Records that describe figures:
★ ★ ★ ★ ★
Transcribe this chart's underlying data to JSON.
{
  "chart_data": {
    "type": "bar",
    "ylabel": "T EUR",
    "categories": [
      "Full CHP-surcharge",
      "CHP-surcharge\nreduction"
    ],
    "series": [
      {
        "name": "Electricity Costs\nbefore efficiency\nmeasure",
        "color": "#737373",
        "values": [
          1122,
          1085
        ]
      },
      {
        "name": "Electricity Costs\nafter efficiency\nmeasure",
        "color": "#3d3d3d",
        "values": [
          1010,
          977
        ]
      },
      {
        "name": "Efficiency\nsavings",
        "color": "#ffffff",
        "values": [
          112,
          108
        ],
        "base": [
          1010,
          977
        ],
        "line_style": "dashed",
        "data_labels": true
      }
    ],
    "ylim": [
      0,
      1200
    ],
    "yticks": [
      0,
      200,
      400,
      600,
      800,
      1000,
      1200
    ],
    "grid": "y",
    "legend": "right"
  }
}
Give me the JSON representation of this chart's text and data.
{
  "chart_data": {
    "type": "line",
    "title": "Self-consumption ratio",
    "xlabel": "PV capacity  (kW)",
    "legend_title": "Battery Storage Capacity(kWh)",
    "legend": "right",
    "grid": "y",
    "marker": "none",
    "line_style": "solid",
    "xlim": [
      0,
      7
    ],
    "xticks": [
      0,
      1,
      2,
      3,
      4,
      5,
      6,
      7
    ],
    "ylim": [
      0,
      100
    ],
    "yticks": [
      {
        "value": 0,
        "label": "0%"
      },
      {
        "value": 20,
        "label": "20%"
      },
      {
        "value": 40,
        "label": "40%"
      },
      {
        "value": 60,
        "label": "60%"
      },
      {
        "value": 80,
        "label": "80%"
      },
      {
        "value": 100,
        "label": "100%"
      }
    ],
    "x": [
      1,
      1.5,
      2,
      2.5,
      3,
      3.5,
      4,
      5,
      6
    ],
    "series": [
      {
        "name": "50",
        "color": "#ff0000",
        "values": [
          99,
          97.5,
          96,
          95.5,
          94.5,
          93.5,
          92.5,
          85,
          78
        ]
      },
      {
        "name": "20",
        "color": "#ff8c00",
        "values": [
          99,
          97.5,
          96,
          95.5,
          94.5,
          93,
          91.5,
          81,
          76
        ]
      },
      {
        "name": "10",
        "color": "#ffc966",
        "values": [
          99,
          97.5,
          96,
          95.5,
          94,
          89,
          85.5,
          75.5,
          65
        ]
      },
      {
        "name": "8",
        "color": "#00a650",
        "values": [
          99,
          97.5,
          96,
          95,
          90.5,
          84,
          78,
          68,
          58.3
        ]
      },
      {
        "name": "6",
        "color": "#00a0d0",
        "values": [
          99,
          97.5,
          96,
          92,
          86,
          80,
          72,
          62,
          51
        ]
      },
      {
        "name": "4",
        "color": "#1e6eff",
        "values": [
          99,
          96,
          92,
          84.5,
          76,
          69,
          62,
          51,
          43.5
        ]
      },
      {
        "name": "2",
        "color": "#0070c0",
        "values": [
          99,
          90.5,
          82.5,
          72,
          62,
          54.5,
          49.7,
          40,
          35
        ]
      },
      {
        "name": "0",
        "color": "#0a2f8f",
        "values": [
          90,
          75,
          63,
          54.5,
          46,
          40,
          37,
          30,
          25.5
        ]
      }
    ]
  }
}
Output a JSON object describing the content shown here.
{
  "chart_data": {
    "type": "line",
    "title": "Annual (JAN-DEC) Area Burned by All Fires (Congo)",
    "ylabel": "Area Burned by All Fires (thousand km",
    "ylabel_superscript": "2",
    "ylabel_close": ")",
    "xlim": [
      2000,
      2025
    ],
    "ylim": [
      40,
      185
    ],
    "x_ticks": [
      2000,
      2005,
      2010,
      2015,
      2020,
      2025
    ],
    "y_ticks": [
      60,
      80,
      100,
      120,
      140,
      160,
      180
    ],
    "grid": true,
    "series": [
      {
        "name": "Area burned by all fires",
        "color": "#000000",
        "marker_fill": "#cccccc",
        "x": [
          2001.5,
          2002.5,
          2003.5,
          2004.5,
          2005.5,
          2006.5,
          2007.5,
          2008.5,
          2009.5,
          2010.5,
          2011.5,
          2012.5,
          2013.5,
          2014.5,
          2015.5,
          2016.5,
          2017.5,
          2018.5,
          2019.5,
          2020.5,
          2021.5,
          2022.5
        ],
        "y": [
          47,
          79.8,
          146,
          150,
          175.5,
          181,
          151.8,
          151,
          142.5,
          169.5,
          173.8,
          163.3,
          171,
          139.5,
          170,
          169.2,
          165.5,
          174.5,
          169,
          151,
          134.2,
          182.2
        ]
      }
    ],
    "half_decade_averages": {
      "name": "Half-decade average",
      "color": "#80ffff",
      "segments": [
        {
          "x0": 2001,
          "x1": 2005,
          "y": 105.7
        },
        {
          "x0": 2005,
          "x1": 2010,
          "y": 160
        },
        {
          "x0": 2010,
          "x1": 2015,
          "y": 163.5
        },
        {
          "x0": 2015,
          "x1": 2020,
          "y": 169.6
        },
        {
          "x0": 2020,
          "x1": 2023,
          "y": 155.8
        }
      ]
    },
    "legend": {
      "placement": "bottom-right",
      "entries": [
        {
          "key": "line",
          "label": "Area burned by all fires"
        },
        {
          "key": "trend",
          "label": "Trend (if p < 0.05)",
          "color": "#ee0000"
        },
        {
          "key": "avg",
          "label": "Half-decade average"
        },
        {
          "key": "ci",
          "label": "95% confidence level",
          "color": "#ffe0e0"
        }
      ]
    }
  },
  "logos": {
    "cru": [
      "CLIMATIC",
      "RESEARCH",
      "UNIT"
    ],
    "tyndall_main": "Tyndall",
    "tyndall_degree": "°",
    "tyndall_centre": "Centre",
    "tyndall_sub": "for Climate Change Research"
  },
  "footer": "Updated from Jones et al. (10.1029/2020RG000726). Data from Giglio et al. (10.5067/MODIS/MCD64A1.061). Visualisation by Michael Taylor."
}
★ ★ ★ ★ ★
* [Directions for this task]: Exactly as written, please output every entry.

* [Answer for the task]:
Transcribe this chart's underlying data to JSON.
{
  "chart_data": {
    "type": "bar",
    "ylabel": "T EUR",
    "categories": [
      "Full CHP-surcharge",
      "CHP-surcharge\nreduction"
    ],
    "series": [
      {
        "name": "Electricity Costs\nbefore efficiency\nmeasure",
        "color": "#737373",
        "values": [
          1122,
          1085
        ]
      },
      {
        "name": "Electricity Costs\nafter efficiency\nmeasure",
        "color": "#3d3d3d",
        "values": [
          1010,
          977
        ]
      },
      {
        "name": "Efficiency\nsavings",
        "color": "#ffffff",
        "values": [
          112,
          108
        ],
        "base": [
          1010,
          977
        ],
        "line_style": "dashed",
        "data_labels": true
      }
    ],
    "ylim": [
      0,
      1200
    ],
    "yticks": [
      0,
      200,
      400,
      600,
      800,
      1000,
      1200
    ],
    "grid": "y",
    "legend": "right"
  }
}
Give me the JSON representation of this chart's text and data.
{
  "chart_data": {
    "type": "line",
    "title": "Self-consumption ratio",
    "xlabel": "PV capacity  (kW)",
    "legend_title": "Battery Storage Capacity(kWh)",
    "legend": "right",
    "grid": "y",
    "marker": "none",
    "line_style": "solid",
    "xlim": [
      0,
      7
    ],
    "xticks": [
      0,
      1,
      2,
      3,
      4,
      5,
      6,
      7
    ],
    "ylim": [
      0,
      100
    ],
    "yticks": [
      {
        "value": 0,
        "label": "0%"
      },
      {
        "value": 20,
        "label": "20%"
      },
      {
        "value": 40,
        "label": "40%"
      },
      {
        "value": 60,
        "label": "60%"
      },
      {
        "value": 80,
        "label": "80%"
      },
      {
        "value": 100,
        "label": "100%"
      }
    ],
    "x": [
      1,
      1.5,
      2,
      2.5,
      3,
      3.5,
      4,
      5,
      6
    ],
    "series": [
      {
        "name": "50",
        "color": "#ff0000",
        "values": [
          99,
          97.5,
          96,
          95.5,
          94.5,
          93.5,
          92.5,
          85,
          78
        ]
      },
      {
        "name": "20",
        "color": "#ff8c00",
        "values": [
          99,
          97.5,
          96,
          95.5,
          94.5,
          93,
          91.5,
          81,
          76
        ]
      },
      {
        "name": "10",
        "color": "#ffc966",
        "values": [
          99,
          97.5,
          96,
          95.5,
          94,
          89,
          85.5,
          75.5,
          65
        ]
      },
      {
        "name": "8",
        "color": "#00a650",
        "values": [
          99,
          97.5,
          96,
          95,
          90.5,
          84,
          78,
          68,
          58.3
        ]
      },
      {
        "name": "6",
        "color": "#00a0d0",
        "values": [
          99,
          97.5,
          96,
          92,
          86,
          80,
          72,
          62,
          51
        ]
      },
      {
        "name": "4",
        "color": "#1e6eff",
        "values": [
          99,
          96,
          92,
          84.5,
          76,
          69,
          62,
          51,
          43.5
        ]
      },
      {
        "name": "2",
        "color": "#0070c0",
        "values": [
          99,
          90.5,
          82.5,
          72,
          62,
          54.5,
          49.7,
          40,
          35
        ]
      },
      {
        "name": "0",
        "color": "#0a2f8f",
        "values": [
          90,
          75,
          63,
          54.5,
          46,
          40,
          37,
          30,
          25.5
        ]
      }
    ]
  }
}
Output a JSON object describing the content shown here.
{
  "chart_data": {
    "type": "line",
    "title": "Annual (JAN-DEC) Area Burned by All Fires (Congo)",
    "ylabel": "Area Burned by All Fires (thousand km",
    "ylabel_superscript": "2",
    "ylabel_close": ")",
    "xlim": [
      2000,
      2025
    ],
    "ylim": [
      40,
      185
    ],
    "x_ticks": [
      2000,
      2005,
      2010,
      2015,
      2020,
      2025
    ],
    "y_ticks": [
      60,
      80,
      100,
      120,
      140,
      160,
      180
    ],
    "grid": true,
    "series": [
      {
        "name": "Area burned by all fires",
        "color": "#000000",
        "marker_fill": "#cccccc",
        "x": [
          2001.5,
          2002.5,
          2003.5,
          2004.5,
          2005.5,
          2006.5,
          2007.5,
          2008.5,
          2009.5,
          2010.5,
          2011.5,
          2012.5,
          2013.5,
          2014.5,
          2015.5,
          2016.5,
          2017.5,
          2018.5,
          2019.5,
          2020.5,
          2021.5,
          2022.5
        ],
        "y": [
          47,
          79.8,
          146,
          150,
          175.5,
          181,
          151.8,
          151,
          142.5,
          169.5,
          173.8,
          163.3,
          171,
          139.5,
          170,
          169.2,
          165.5,
          174.5,
          169,
          151,
          134.2,
          182.2
        ]
      }
    ],
    "half_decade_averages": {
      "name": "Half-decade average",
      "color": "#80ffff",
      "segments": [
        {
          "x0": 2001,
          "x1": 2005,
          "y": 105.7
        },
        {
          "x0": 2005,
          "x1": 2010,
          "y": 160
        },
        {
          "x0": 2010,
          "x1": 2015,
          "y": 163.5
        },
        {
          "x0": 2015,
          "x1": 2020,
          "y": 169.6
        },
        {
          "x0": 2020,
          "x1": 2023,
          "y": 155.8
        }
      ]
    },
    "legend": {
      "placement": "bottom-right",
      "entries": [
        {
          "key": "line",
          "label": "Area burned by all fires"
        },
        {
          "key": "trend",
          "label": "Trend (if p < 0.05)",
          "color": "#ee0000"
        },
        {
          "key": "avg",
          "label": "Half-decade average"
        },
        {
          "key": "ci",
          "label": "95% confidence level",
          "color": "#ffe0e0"
        }
      ]
    }
  },
  "logos": {
    "cru": [
      "CLIMATIC",
      "RESEARCH",
      "UNIT"
    ],
    "tyndall_main": "Tyndall",
    "tyndall_degree": "°",
    "tyndall_centre": "Centre",
    "tyndall_sub": "for Climate Change Research"
  },
  "footer": "Updated from Jones et al. (10.1029/2020RG000726). Data from Giglio et al. (10.5067/MODIS/MCD64A1.061). Visualisation by Michael Taylor."
}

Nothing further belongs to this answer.